=== DATA ENTRIES ===
— Start —

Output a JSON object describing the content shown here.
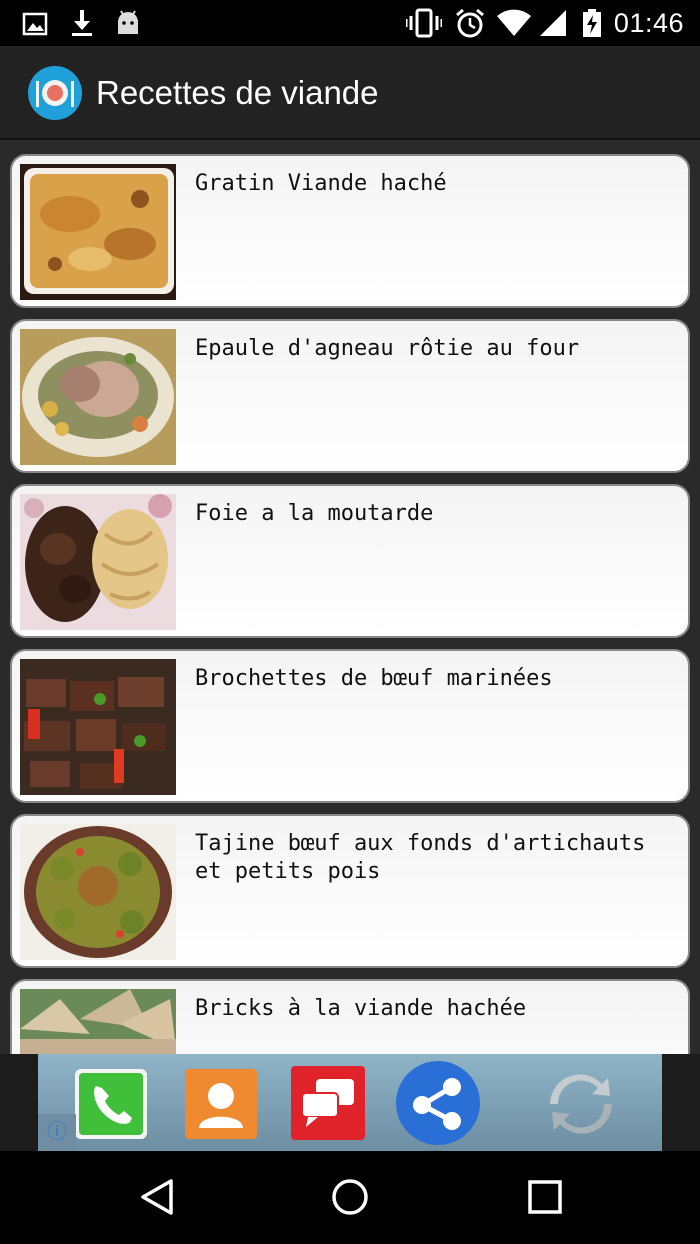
{
  "status_bar": {
    "time": "01:46",
    "left_icons": [
      "image-icon",
      "download-icon",
      "android-icon"
    ],
    "right_icons": [
      "vibrate-icon",
      "alarm-icon",
      "wifi-icon",
      "signal-icon",
      "battery-icon"
    ]
  },
  "app": {
    "title": "Recettes de viande",
    "logo_icon": "plate-fork-knife-icon",
    "logo_color": "#1fa0d9"
  },
  "recipes": [
    {
      "title": "Gratin Viande haché"
    },
    {
      "title": "Epaule d'agneau rôtie au four"
    },
    {
      "title": "Foie a la moutarde"
    },
    {
      "title": "Brochettes de bœuf marinées"
    },
    {
      "title": "Tajine bœuf aux fonds d'artichauts et petits pois"
    },
    {
      "title": "Bricks à la viande hachée"
    }
  ],
  "ad_banner": {
    "icons": [
      "phone-icon",
      "contact-icon",
      "message-icon",
      "share-icon",
      "refresh-icon"
    ],
    "info_icon": "ⓘ"
  },
  "nav_bar": {
    "icons": [
      "back-icon",
      "home-icon",
      "recents-icon"
    ]
  }
}
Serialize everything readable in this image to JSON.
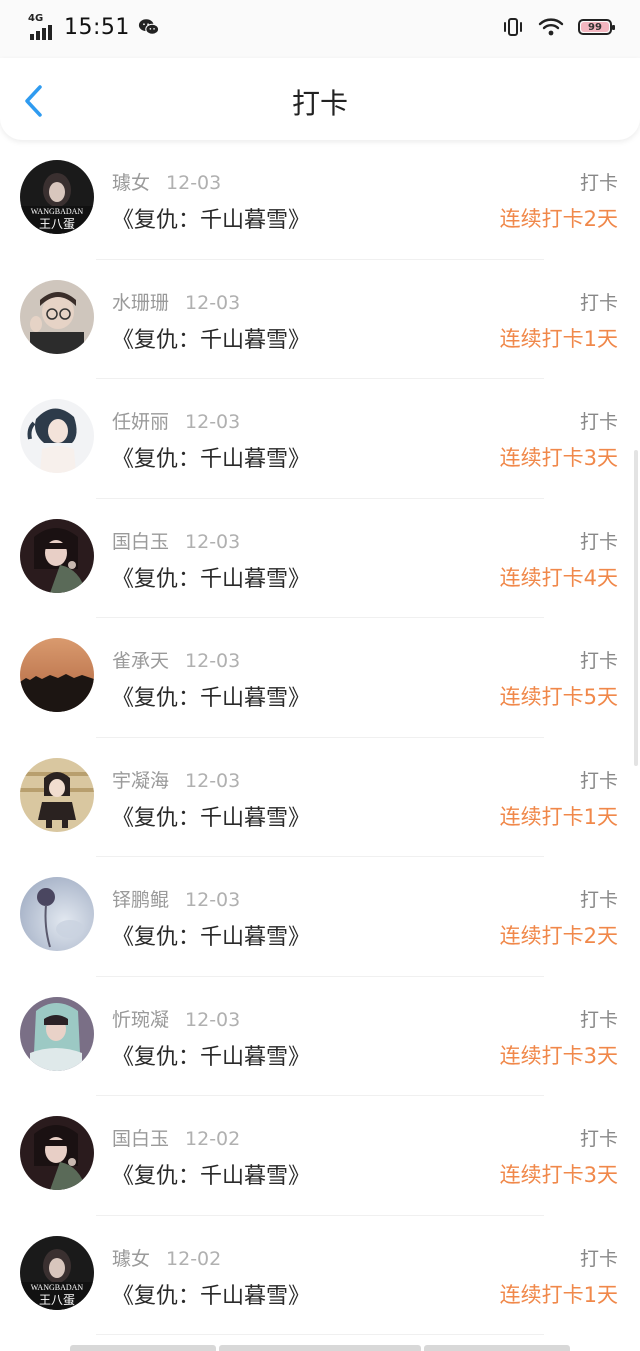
{
  "status_bar": {
    "network": "4G",
    "time": "15:51",
    "battery": "99"
  },
  "nav": {
    "title": "打卡",
    "back_icon": "chevron-left-icon"
  },
  "entries": [
    {
      "user": "璩女",
      "date": "12-03",
      "book": "《复仇：千山暮雪》",
      "action": "打卡",
      "streak": "连续打卡2天",
      "avatar": "wangbadan"
    },
    {
      "user": "水珊珊",
      "date": "12-03",
      "book": "《复仇：千山暮雪》",
      "action": "打卡",
      "streak": "连续打卡1天",
      "avatar": "boy-glasses"
    },
    {
      "user": "任妍丽",
      "date": "12-03",
      "book": "《复仇：千山暮雪》",
      "action": "打卡",
      "streak": "连续打卡3天",
      "avatar": "anime-girl"
    },
    {
      "user": "国白玉",
      "date": "12-03",
      "book": "《复仇：千山暮雪》",
      "action": "打卡",
      "streak": "连续打卡4天",
      "avatar": "girl-dark"
    },
    {
      "user": "雀承天",
      "date": "12-03",
      "book": "《复仇：千山暮雪》",
      "action": "打卡",
      "streak": "连续打卡5天",
      "avatar": "sunset"
    },
    {
      "user": "宇凝海",
      "date": "12-03",
      "book": "《复仇：千山暮雪》",
      "action": "打卡",
      "streak": "连续打卡1天",
      "avatar": "cartoon-girl"
    },
    {
      "user": "铎鹏鲲",
      "date": "12-03",
      "book": "《复仇：千山暮雪》",
      "action": "打卡",
      "streak": "连续打卡2天",
      "avatar": "flower-blue"
    },
    {
      "user": "忻琬凝",
      "date": "12-03",
      "book": "《复仇：千山暮雪》",
      "action": "打卡",
      "streak": "连续打卡3天",
      "avatar": "girl-teal"
    },
    {
      "user": "国白玉",
      "date": "12-02",
      "book": "《复仇：千山暮雪》",
      "action": "打卡",
      "streak": "连续打卡3天",
      "avatar": "girl-dark"
    },
    {
      "user": "璩女",
      "date": "12-02",
      "book": "《复仇：千山暮雪》",
      "action": "打卡",
      "streak": "连续打卡1天",
      "avatar": "wangbadan"
    }
  ],
  "colors": {
    "streak": "#f0884a",
    "back": "#2f9bf0"
  }
}
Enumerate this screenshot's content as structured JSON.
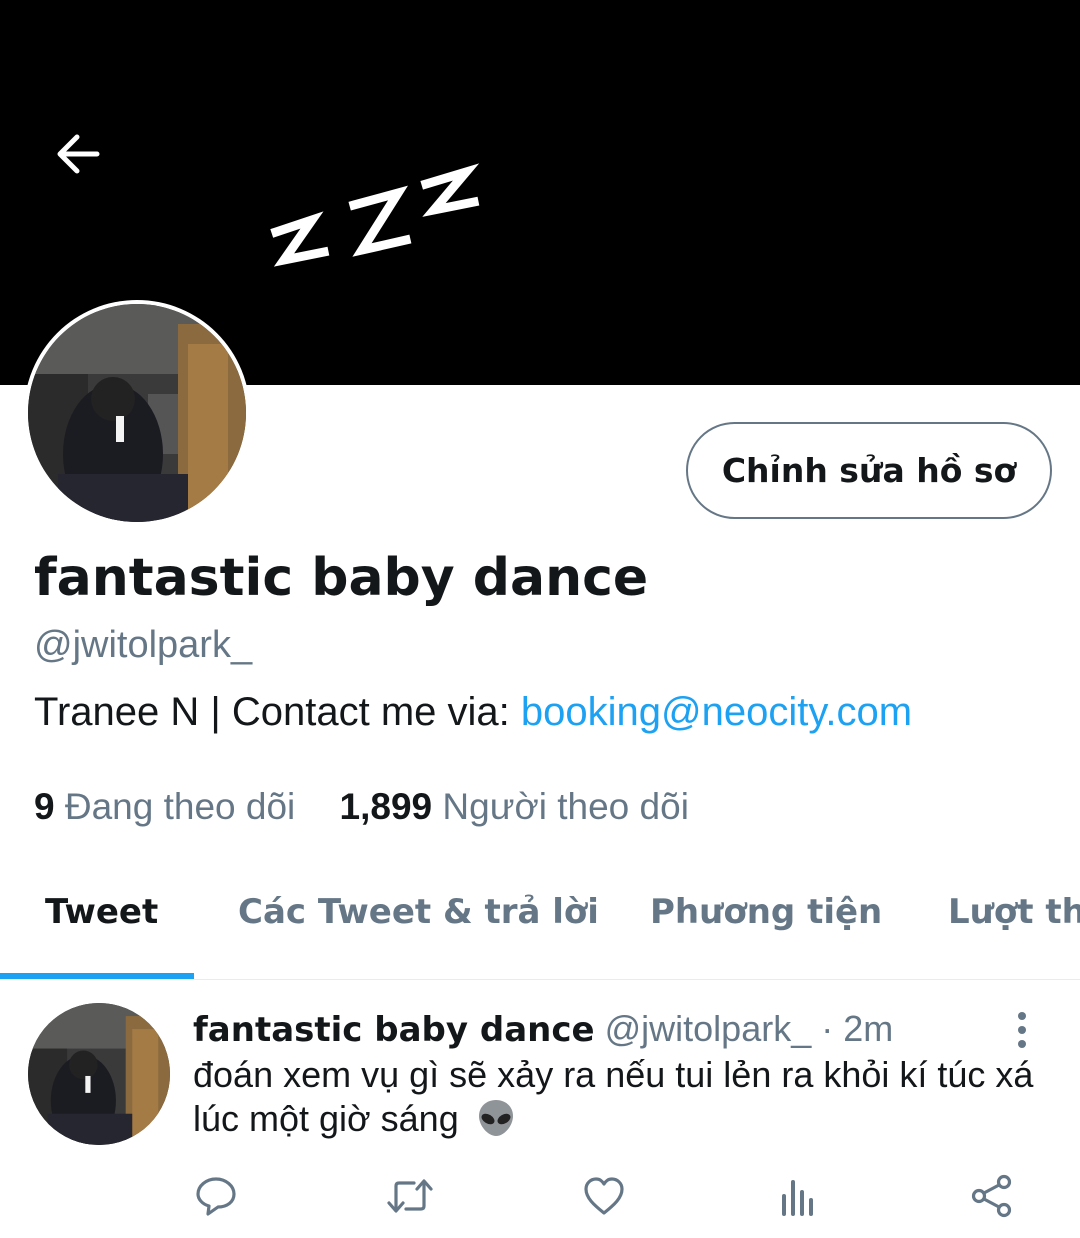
{
  "profile": {
    "display_name": "fantastic baby dance",
    "handle": "@jwitolpark_",
    "bio_text": "Tranee N | Contact me via: ",
    "bio_link": "booking@neocity.com",
    "edit_button_label": "Chỉnh sửa hồ sơ",
    "following_count": "9",
    "following_label": "Đang theo dõi",
    "followers_count": "1,899",
    "followers_label": "Người theo dõi"
  },
  "tabs": [
    {
      "label": "Tweet",
      "active": true
    },
    {
      "label": "Các Tweet & trả lời",
      "active": false
    },
    {
      "label": "Phương tiện",
      "active": false
    },
    {
      "label": "Lượt thích",
      "active": false
    }
  ],
  "tweet": {
    "author_name": "fantastic baby dance",
    "author_handle": "@jwitolpark_",
    "separator": " · ",
    "time": "2m",
    "text": "đoán xem vụ gì sẽ xảy ra nếu tui lẻn ra khỏi kí túc xá lúc một giờ sáng",
    "emoji": "alien-icon"
  },
  "icons": {
    "back": "back-arrow-icon",
    "reply": "reply-icon",
    "retweet": "retweet-icon",
    "like": "heart-icon",
    "analytics": "analytics-icon",
    "share": "share-icon",
    "more": "more-vertical-icon"
  },
  "colors": {
    "accent": "#1da1f2",
    "secondary_text": "#657786",
    "primary_text": "#14171a",
    "banner": "#000000"
  }
}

— End —

=== WHAT IS EXPECTED ===
All records above are to be printed exactly, minus the pictures they contain.

=== RESPONSE TO THIS TASK ===
Output a JSON object describing the content shown here.
{
  "status_bar": {
    "time": "01:46",
    "left_icons": [
      "image-icon",
      "download-icon",
      "android-icon"
    ],
    "right_icons": [
      "vibrate-icon",
      "alarm-icon",
      "wifi-icon",
      "signal-icon",
      "battery-icon"
    ]
  },
  "app": {
    "title": "Recettes de viande",
    "logo_icon": "plate-fork-knife-icon",
    "logo_color": "#1fa0d9"
  },
  "recipes": [
    {
      "title": "Gratin Viande haché"
    },
    {
      "title": "Epaule d'agneau rôtie au four"
    },
    {
      "title": "Foie a la moutarde"
    },
    {
      "title": "Brochettes de bœuf marinées"
    },
    {
      "title": "Tajine bœuf aux fonds d'artichauts et petits pois"
    },
    {
      "title": "Bricks à la viande hachée"
    }
  ],
  "ad_banner": {
    "icons": [
      "phone-icon",
      "contact-icon",
      "message-icon",
      "share-icon",
      "refresh-icon"
    ],
    "info_icon": "ⓘ"
  },
  "nav_bar": {
    "icons": [
      "back-icon",
      "home-icon",
      "recents-icon"
    ]
  }
}
Serialize everything readable in this image to JSON.
{
  "status_bar": {
    "network": "4G",
    "time": "15:51",
    "battery": "99"
  },
  "nav": {
    "title": "打卡",
    "back_icon": "chevron-left-icon"
  },
  "entries": [
    {
      "user": "璩女",
      "date": "12-03",
      "book": "《复仇：千山暮雪》",
      "action": "打卡",
      "streak": "连续打卡2天",
      "avatar": "wangbadan"
    },
    {
      "user": "水珊珊",
      "date": "12-03",
      "book": "《复仇：千山暮雪》",
      "action": "打卡",
      "streak": "连续打卡1天",
      "avatar": "boy-glasses"
    },
    {
      "user": "任妍丽",
      "date": "12-03",
      "book": "《复仇：千山暮雪》",
      "action": "打卡",
      "streak": "连续打卡3天",
      "avatar": "anime-girl"
    },
    {
      "user": "国白玉",
      "date": "12-03",
      "book": "《复仇：千山暮雪》",
      "action": "打卡",
      "streak": "连续打卡4天",
      "avatar": "girl-dark"
    },
    {
      "user": "雀承天",
      "date": "12-03",
      "book": "《复仇：千山暮雪》",
      "action": "打卡",
      "streak": "连续打卡5天",
      "avatar": "sunset"
    },
    {
      "user": "宇凝海",
      "date": "12-03",
      "book": "《复仇：千山暮雪》",
      "action": "打卡",
      "streak": "连续打卡1天",
      "avatar": "cartoon-girl"
    },
    {
      "user": "铎鹏鲲",
      "date": "12-03",
      "book": "《复仇：千山暮雪》",
      "action": "打卡",
      "streak": "连续打卡2天",
      "avatar": "flower-blue"
    },
    {
      "user": "忻琬凝",
      "date": "12-03",
      "book": "《复仇：千山暮雪》",
      "action": "打卡",
      "streak": "连续打卡3天",
      "avatar": "girl-teal"
    },
    {
      "user": "国白玉",
      "date": "12-02",
      "book": "《复仇：千山暮雪》",
      "action": "打卡",
      "streak": "连续打卡3天",
      "avatar": "girl-dark"
    },
    {
      "user": "璩女",
      "date": "12-02",
      "book": "《复仇：千山暮雪》",
      "action": "打卡",
      "streak": "连续打卡1天",
      "avatar": "wangbadan"
    }
  ],
  "colors": {
    "streak": "#f0884a",
    "back": "#2f9bf0"
  }
}
Enumerate this screenshot's content as structured JSON.
{
  "profile": {
    "display_name": "fantastic baby dance",
    "handle": "@jwitolpark_",
    "bio_text": "Tranee N | Contact me via: ",
    "bio_link": "booking@neocity.com",
    "edit_button_label": "Chỉnh sửa hồ sơ",
    "following_count": "9",
    "following_label": "Đang theo dõi",
    "followers_count": "1,899",
    "followers_label": "Người theo dõi"
  },
  "tabs": [
    {
      "label": "Tweet",
      "active": true
    },
    {
      "label": "Các Tweet & trả lời",
      "active": false
    },
    {
      "label": "Phương tiện",
      "active": false
    },
    {
      "label": "Lượt thích",
      "active": false
    }
  ],
  "tweet": {
    "author_name": "fantastic baby dance",
    "author_handle": "@jwitolpark_",
    "separator": " · ",
    "time": "2m",
    "text": "đoán xem vụ gì sẽ xảy ra nếu tui lẻn ra khỏi kí túc xá lúc một giờ sáng",
    "emoji": "alien-icon"
  },
  "icons": {
    "back": "back-arrow-icon",
    "reply": "reply-icon",
    "retweet": "retweet-icon",
    "like": "heart-icon",
    "analytics": "analytics-icon",
    "share": "share-icon",
    "more": "more-vertical-icon"
  },
  "colors": {
    "accent": "#1da1f2",
    "secondary_text": "#657786",
    "primary_text": "#14171a",
    "banner": "#000000"
  }
}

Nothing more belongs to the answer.